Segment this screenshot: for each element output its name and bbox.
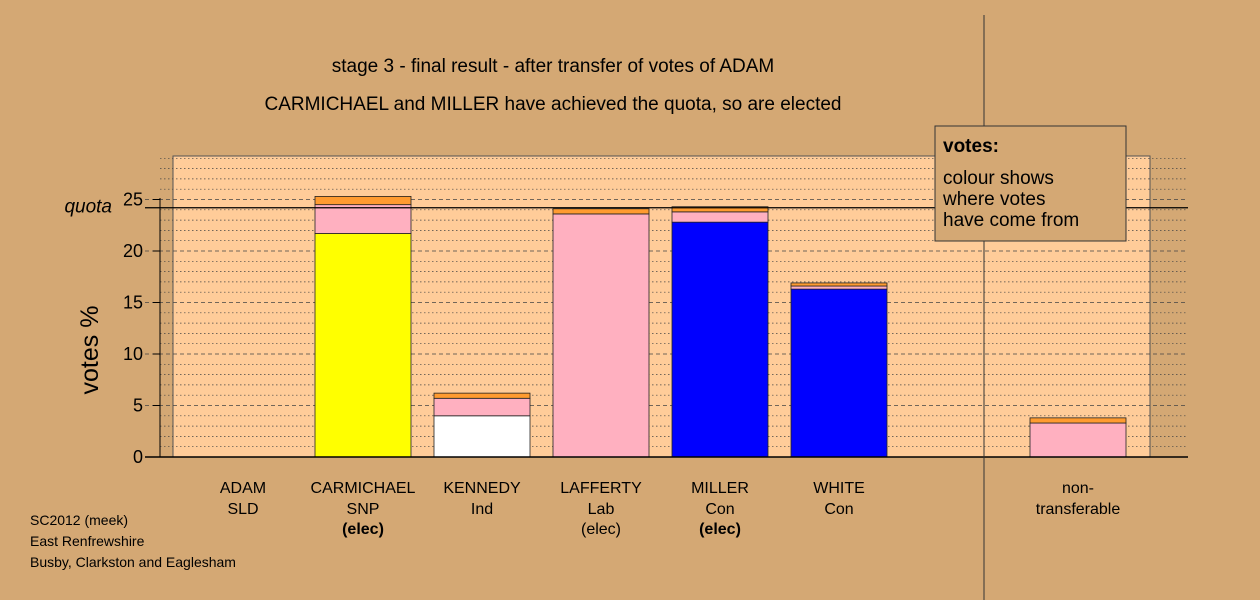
y-tick-label: 5 bbox=[133, 396, 143, 416]
bar-miller-segment-0 bbox=[671, 221, 769, 458]
footer-line-2: East Renfrewshire bbox=[30, 533, 145, 549]
candidate-party-carmichael: SNP bbox=[347, 501, 380, 518]
bar-carmichael-segment-0 bbox=[314, 233, 412, 458]
bar-white-segment-0 bbox=[790, 288, 888, 458]
legend-line-3: have come from bbox=[943, 210, 1079, 231]
candidate-party-lafferty: Lab bbox=[588, 501, 615, 518]
candidate-name-carmichael: CARMICHAEL bbox=[311, 480, 416, 497]
candidate-labels: ADAM SLD CARMICHAEL SNP (elec) KENNEDY Ind LAFF… bbox=[220, 480, 865, 538]
chart-subtitle: CARMICHAEL and MILLER have achieved the … bbox=[264, 94, 841, 115]
y-tick-label: 25 bbox=[123, 190, 143, 210]
footer-line-3: Busby, Clarkston and Eaglesham bbox=[30, 554, 236, 570]
y-tick-label: 20 bbox=[123, 241, 143, 261]
candidate-status-miller: (elec) bbox=[699, 521, 741, 538]
legend: votes: colour shows where votes have com… bbox=[934, 125, 1127, 242]
nontransferable-label-1: non- bbox=[1062, 480, 1094, 497]
bar-miller-segment-1 bbox=[671, 211, 769, 223]
candidate-party-white: Con bbox=[824, 501, 853, 518]
legend-box bbox=[934, 125, 1127, 242]
candidate-party-adam: SLD bbox=[227, 501, 258, 518]
legend-line-1: colour shows bbox=[943, 168, 1054, 189]
bar-kennedy-segment-1 bbox=[433, 397, 531, 417]
legend-title: votes: bbox=[943, 136, 999, 157]
legend-line-2: where votes bbox=[942, 189, 1045, 210]
y-tick-label: 15 bbox=[123, 293, 143, 313]
y-axis-label: votes % bbox=[76, 306, 104, 395]
chart-title: stage 3 - final result - after transfer … bbox=[332, 56, 774, 77]
bar-miller-segment-2 bbox=[671, 206, 769, 213]
bar-carmichael-segment-1 bbox=[314, 204, 412, 234]
candidate-party-miller: Con bbox=[705, 501, 734, 518]
candidate-name-miller: MILLER bbox=[691, 480, 749, 497]
bar-nontransferable-segment-1 bbox=[1029, 417, 1127, 424]
candidate-name-kennedy: KENNEDY bbox=[443, 480, 521, 497]
candidate-status-carmichael: (elec) bbox=[342, 521, 384, 538]
y-tick-label: 0 bbox=[133, 447, 143, 467]
quota-label: quota bbox=[64, 197, 112, 218]
bar-lafferty-segment-1 bbox=[552, 208, 650, 215]
candidate-party-kennedy: Ind bbox=[471, 501, 493, 518]
bar-nontransferable-segment-0 bbox=[1029, 422, 1127, 458]
bar-kennedy-segment-2 bbox=[433, 392, 531, 399]
bar-white-segment-2 bbox=[790, 282, 888, 287]
bar-kennedy-segment-0 bbox=[433, 415, 531, 458]
bars bbox=[314, 196, 1127, 458]
bar-carmichael-segment-2 bbox=[314, 196, 412, 206]
y-ticks: 0 5 10 15 20 25 bbox=[123, 190, 160, 467]
candidate-name-white: WHITE bbox=[813, 480, 865, 497]
y-tick-label: 10 bbox=[123, 344, 143, 364]
bar-white-segment-1 bbox=[790, 285, 888, 290]
candidate-name-adam: ADAM bbox=[220, 480, 266, 497]
candidate-status-lafferty: (elec) bbox=[581, 521, 621, 538]
footer-line-1: SC2012 (meek) bbox=[30, 512, 128, 528]
bar-lafferty-segment-0 bbox=[552, 213, 650, 458]
nontransferable-label-2: transferable bbox=[1036, 501, 1121, 518]
candidate-name-lafferty: LAFFERTY bbox=[560, 480, 642, 497]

● ● ● ● ●

## YOUR INSTRUCTIONS
Edit the listing so that each instance of "(elec)" reads "(elected)" instead, and leave every other character unchanged. Leave the pictures out of your answer.

## TASK RESULT
Segment this screenshot: for each element output its name and bbox.
y-tick-label: 5 bbox=[133, 396, 143, 416]
bar-miller-segment-0 bbox=[671, 221, 769, 458]
footer-line-2: East Renfrewshire bbox=[30, 533, 145, 549]
candidate-party-carmichael: SNP bbox=[347, 501, 380, 518]
bar-carmichael-segment-0 bbox=[314, 233, 412, 458]
bar-white-segment-0 bbox=[790, 288, 888, 458]
legend-line-3: have come from bbox=[943, 210, 1079, 231]
candidate-party-lafferty: Lab bbox=[588, 501, 615, 518]
candidate-name-carmichael: CARMICHAEL bbox=[311, 480, 416, 497]
candidate-labels: ADAM SLD CARMICHAEL SNP (elected) KENNEDY Ind LAFF… bbox=[220, 480, 865, 538]
chart-subtitle: CARMICHAEL and MILLER have achieved the … bbox=[264, 94, 841, 115]
y-tick-label: 25 bbox=[123, 190, 143, 210]
footer-line-3: Busby, Clarkston and Eaglesham bbox=[30, 554, 236, 570]
y-tick-label: 20 bbox=[123, 241, 143, 261]
candidate-status-miller: (elected) bbox=[699, 521, 741, 538]
legend: votes: colour shows where votes have com… bbox=[934, 125, 1127, 242]
nontransferable-label-1: non- bbox=[1062, 480, 1094, 497]
bar-miller-segment-1 bbox=[671, 211, 769, 223]
candidate-party-white: Con bbox=[824, 501, 853, 518]
legend-box bbox=[934, 125, 1127, 242]
candidate-party-adam: SLD bbox=[227, 501, 258, 518]
legend-line-1: colour shows bbox=[943, 168, 1054, 189]
bar-kennedy-segment-1 bbox=[433, 397, 531, 417]
legend-title: votes: bbox=[943, 136, 999, 157]
legend-line-2: where votes bbox=[942, 189, 1045, 210]
y-tick-label: 15 bbox=[123, 293, 143, 313]
y-axis-label: votes % bbox=[76, 306, 104, 395]
chart-title: stage 3 - final result - after transfer … bbox=[332, 56, 774, 77]
bar-miller-segment-2 bbox=[671, 206, 769, 213]
bar-carmichael-segment-1 bbox=[314, 204, 412, 234]
candidate-party-miller: Con bbox=[705, 501, 734, 518]
candidate-name-miller: MILLER bbox=[691, 480, 749, 497]
bar-nontransferable-segment-1 bbox=[1029, 417, 1127, 424]
candidate-name-kennedy: KENNEDY bbox=[443, 480, 521, 497]
candidate-status-carmichael: (elected) bbox=[342, 521, 384, 538]
y-tick-label: 0 bbox=[133, 447, 143, 467]
quota-label: quota bbox=[64, 197, 112, 218]
bar-lafferty-segment-1 bbox=[552, 208, 650, 215]
candidate-party-kennedy: Ind bbox=[471, 501, 493, 518]
bar-nontransferable-segment-0 bbox=[1029, 422, 1127, 458]
bar-kennedy-segment-2 bbox=[433, 392, 531, 399]
bar-white-segment-2 bbox=[790, 282, 888, 287]
bar-kennedy-segment-0 bbox=[433, 415, 531, 458]
bars bbox=[314, 196, 1127, 458]
bar-carmichael-segment-2 bbox=[314, 196, 412, 206]
y-ticks: 0 5 10 15 20 25 bbox=[123, 190, 160, 467]
candidate-name-white: WHITE bbox=[813, 480, 865, 497]
y-tick-label: 10 bbox=[123, 344, 143, 364]
bar-white-segment-1 bbox=[790, 285, 888, 290]
candidate-name-adam: ADAM bbox=[220, 480, 266, 497]
candidate-status-lafferty: (elected) bbox=[581, 521, 621, 538]
footer-line-1: SC2012 (meek) bbox=[30, 512, 128, 528]
bar-lafferty-segment-0 bbox=[552, 213, 650, 458]
nontransferable-label-2: transferable bbox=[1036, 501, 1121, 518]
candidate-name-lafferty: LAFFERTY bbox=[560, 480, 642, 497]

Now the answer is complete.